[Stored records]
•••••
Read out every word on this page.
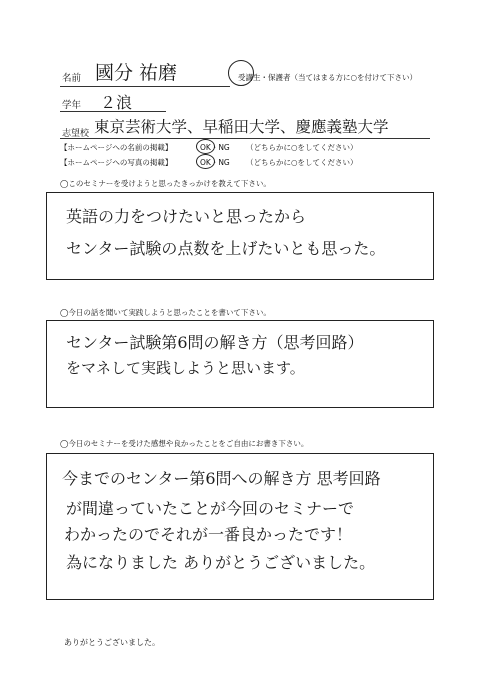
名前 國分 祐磨	受講生・保護者（当てはまる方に○を付けて下さい）
学年 ２浪
志望校 東京芸術大学、早稲田大学、慶應義塾大学
【ホームページへの名前の掲載】	OK・NG （どちらかに○をしてください）
【ホームページへの写真の掲載】	OK・NG （どちらかに○をしてください）
◯このセミナーを受けようと思ったきっかけを教えて下さい。
英語の力をつけたいと思ったから
センター試験の点数を上げたいとも思った。
◯今日の話を聞いて実践しようと思ったことを書いて下さい。
センター試験第6問の解き方（思考回路）
をマネして実践しようと思います。
◯今日のセミナーを受けた感想や良かったことをご自由にお書き下さい。
今までのセンター第6問への解き方 思考回路
が間違っていたことが今回のセミナーで
わかったのでそれが一番良かったです！
為になりました ありがとうございました。
ありがとうございました。
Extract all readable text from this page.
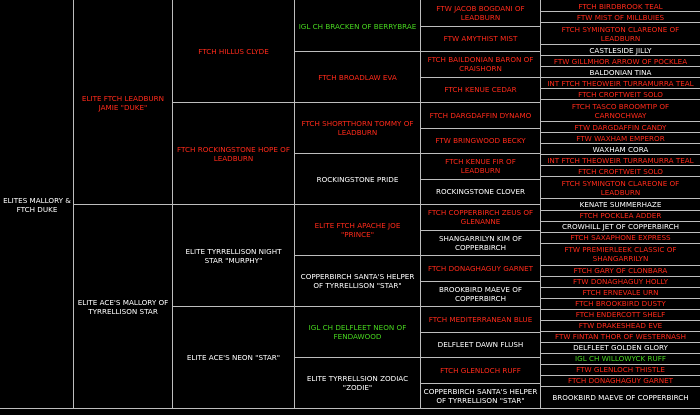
ELITES MALLORY &
FTCH DUKE
ELITE FTCH LEADBURN
JAMIE "DUKE"
ELITE ACE'S MALLORY OF
TYRRELLISON STAR
FTCH HILLUS CLYDE
FTCH ROCKINGSTONE HOPE OF
LEADBURN
ELITE TYRRELLISON NIGHT
STAR "MURPHY"
ELITE ACE'S NEON "STAR"
IGL CH BRACKEN OF BERRYBRAE
FTCH BROADLAW EVA
FTCH SHORTTHORN TOMMY OF
LEADBURN
ROCKINGSTONE PRIDE
ELITE FTCH APACHE JOE
"PRINCE"
COPPERBIRCH SANTA'S HELPER
OF TYRRELLISON "STAR"
IGL CH DELFLEET NEON OF
FENDAWOOD
ELITE TYRRELLSION ZODIAC
"ZODIE"
FTW JACOB BOGDANI OF
LEADBURN
FTW AMYTHIST MIST
FTCH BAILDONIAN BARON OF
CRAISHORN
FTCH KENUE CEDAR
FTCH DARGDAFFIN DYNAMO
FTW BRINGWOOD BECKY
FTCH KENUE FIR OF
LEADBURN
ROCKINGSTONE CLOVER
FTCH COPPERBIRCH ZEUS OF
GLENANNE
SHANGARRILYN KIM OF
COPPERBIRCH
FTCH DONAGHAGUY GARNET
BROOKBIRD MAEVE OF
COPPERBIRCH
FTCH MEDITERRANEAN BLUE
DELFLEET DAWN FLUSH
FTCH GLENLOCH RUFF
COPPERBIRCH SANTA'S HELPER
OF TYRRELLISON "STAR"
FTCH BIRDBROOK TEAL
FTW MIST OF MILLBUIES
FTCH SYMINGTON CLAREONE OF
LEADBURN
CASTLESIDE JILLY
FTW GILLMHOR ARROW OF POCKLEA
BALDONIAN TINA
INT FTCH THEOWEIR TURRAMURRA TEAL
FTCH CROFTWEIT SOLO
FTCH TASCO BROOMTIP OF
CARNOCHWAY
FTW DARGDAFFIN CANDY
FTW WAXHAM EMPEROR
WAXHAM CORA
INT FTCH THEOWEIR TURRAMURRA TEAL
FTCH CROFTWEIT SOLO
FTCH SYMINGTON CLAREONE OF
LEADBURN
KENATE SUMMERHAZE
FTCH POCKLEA ADDER
CROWHILL JET OF COPPERBIRCH
FTCH SAXAPHONE EXPRESS
FTW PREMIERLEEK CLASSIC OF
SHANGARRILYN
FTCH GARY OF CLONBARA
FTW DONAGHAGUY HOLLY
FTCH ERNEVALE URN
FTCH BROOKBIRD DUSTY
FTCH ENDERCOTT SHELF
FTW DRAKESHEAD EVE
FTW FINTAN THOR OF WESTERNASH
DELFLEET GOLDEN GLORY
IGL CH WILLOWYCK RUFF
FTW GLENLOCH THISTLE
FTCH DONAGHAGUY GARNET
BROOKBIRD MAEVE OF COPPERBIRCH
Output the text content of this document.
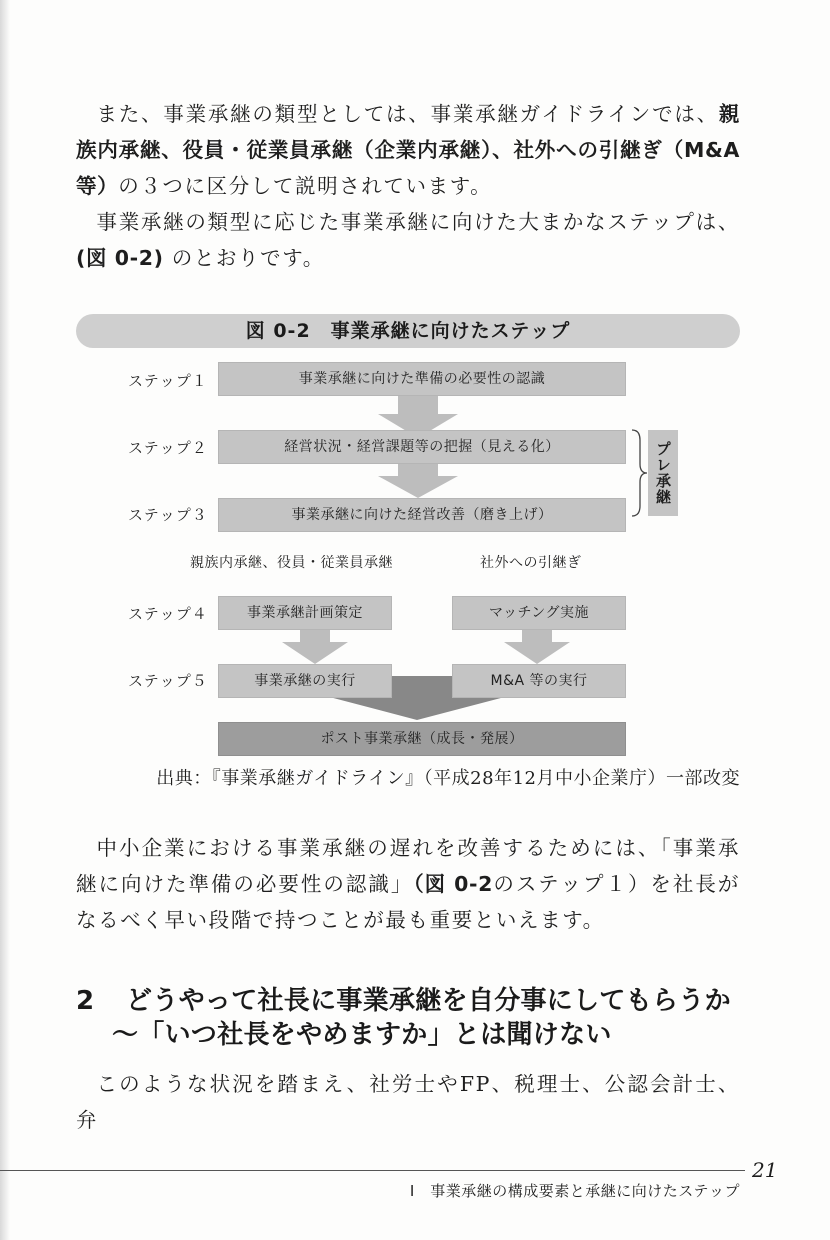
また、事業承継の類型としては、事業承継ガイドラインでは、親族内承継、役員・従業員承継（企業内承継）、社外への引継ぎ（M&A等）の３つに区分して説明されています。

事業承継の類型に応じた事業承継に向けた大まかなステップは、(図 0-2) のとおりです。

図 0-2　事業承継に向けたステップ
ステップ１	事業承継に向けた準備の必要性の認識
ステップ２	経営状況・経営課題等の把握（見える化）
ステップ３	事業承継に向けた経営改善（磨き上げ）
プレ承継
親族内承継、役員・従業員承継	社外への引継ぎ
ステップ４	事業承継計画策定	マッチング実施
ステップ５	事業承継の実行	M&A 等の実行
ポスト事業承継（成長・発展）
出典：『事業承継ガイドライン』（平成28年12月中小企業庁）一部改変

中小企業における事業承継の遅れを改善するためには、「事業承継に向けた準備の必要性の認識」（図 0-2のステップ１）を社長がなるべく早い段階で持つことが最も重要といえます。

2 どうやって社長に事業承継を自分事にしてもらうか
～「いつ社長をやめますか」とは聞けない

このような状況を踏まえ、社労士やFP、税理士、公認会計士、弁

21
Ⅰ　事業承継の構成要素と承継に向けたステップ
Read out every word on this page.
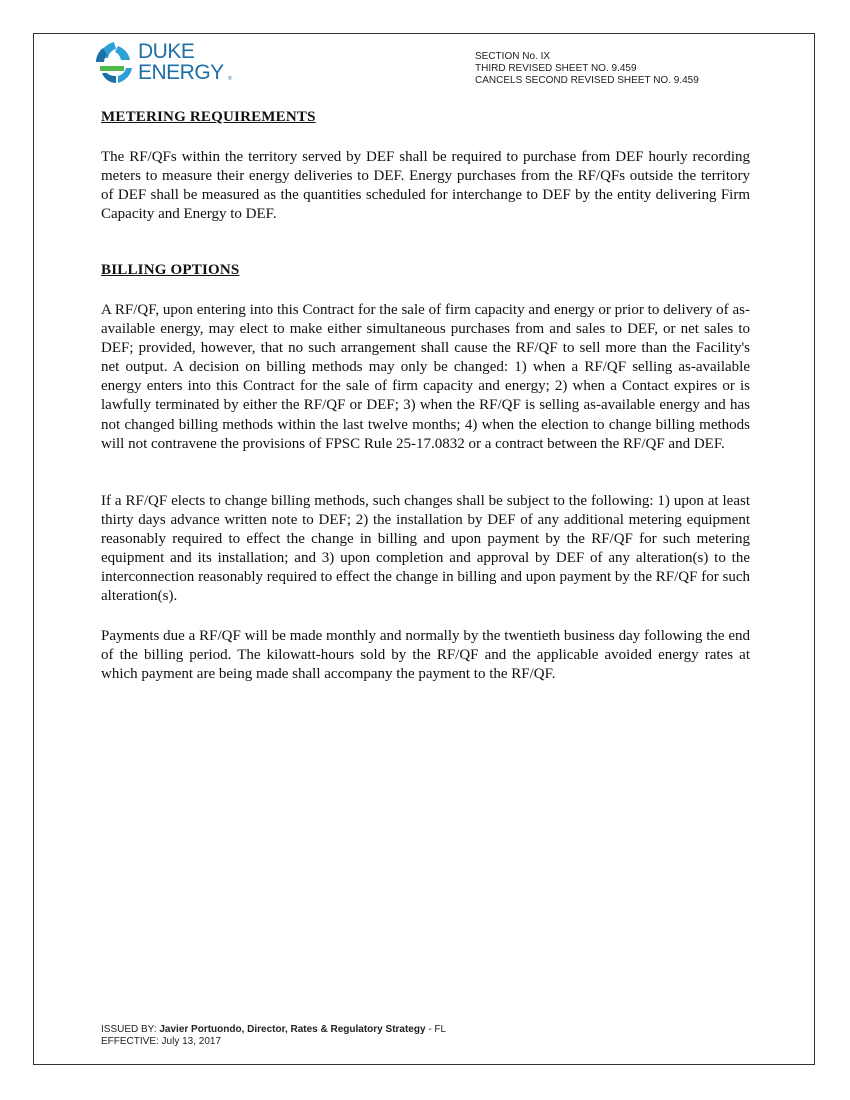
DUKE
ENERGY ®
SECTION No. IX
THIRD REVISED SHEET NO. 9.459
CANCELS SECOND REVISED SHEET NO. 9.459
METERING REQUIREMENTS
The RF/QFs within the territory served by DEF shall be required to purchase from DEF hourly recording meters to measure their energy deliveries to DEF. Energy purchases from the RF/QFs outside the territory of DEF shall be measured as the quantities scheduled for interchange to DEF by the entity delivering Firm Capacity and Energy to DEF.
BILLING OPTIONS
A RF/QF, upon entering into this Contract for the sale of firm capacity and energy or prior to delivery of as-available energy, may elect to make either simultaneous purchases from and sales to DEF, or net sales to DEF; provided, however, that no such arrangement shall cause the RF/QF to sell more than the Facility's net output. A decision on billing methods may only be changed: 1) when a RF/QF selling as-available energy enters into this Contract for the sale of firm capacity and energy; 2) when a Contact expires or is lawfully terminated by either the RF/QF or DEF; 3) when the RF/QF is selling as-available energy and has not changed billing methods within the last twelve months; 4) when the election to change billing methods will not contravene the provisions of FPSC Rule 25-17.0832 or a contract between the RF/QF and DEF.
If a RF/QF elects to change billing methods, such changes shall be subject to the following: 1) upon at least thirty days advance written note to DEF; 2) the installation by DEF of any additional metering equipment reasonably required to effect the change in billing and upon payment by the RF/QF for such metering equipment and its installation; and 3) upon completion and approval by DEF of any alteration(s) to the interconnection reasonably required to effect the change in billing and upon payment by the RF/QF for such alteration(s).
Payments due a RF/QF will be made monthly and normally by the twentieth business day following the end of the billing period. The kilowatt-hours sold by the RF/QF and the applicable avoided energy rates at which payment are being made shall accompany the payment to the RF/QF.
ISSUED BY: Javier Portuondo, Director, Rates & Regulatory Strategy - FL
EFFECTIVE: July 13, 2017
•••••
- Work to be completed
Show the lines of the data that hold the word "POCKLEA".

- Full response
FTW GILLMHOR ARROW OF POCKLEA
FTCH POCKLEA ADDER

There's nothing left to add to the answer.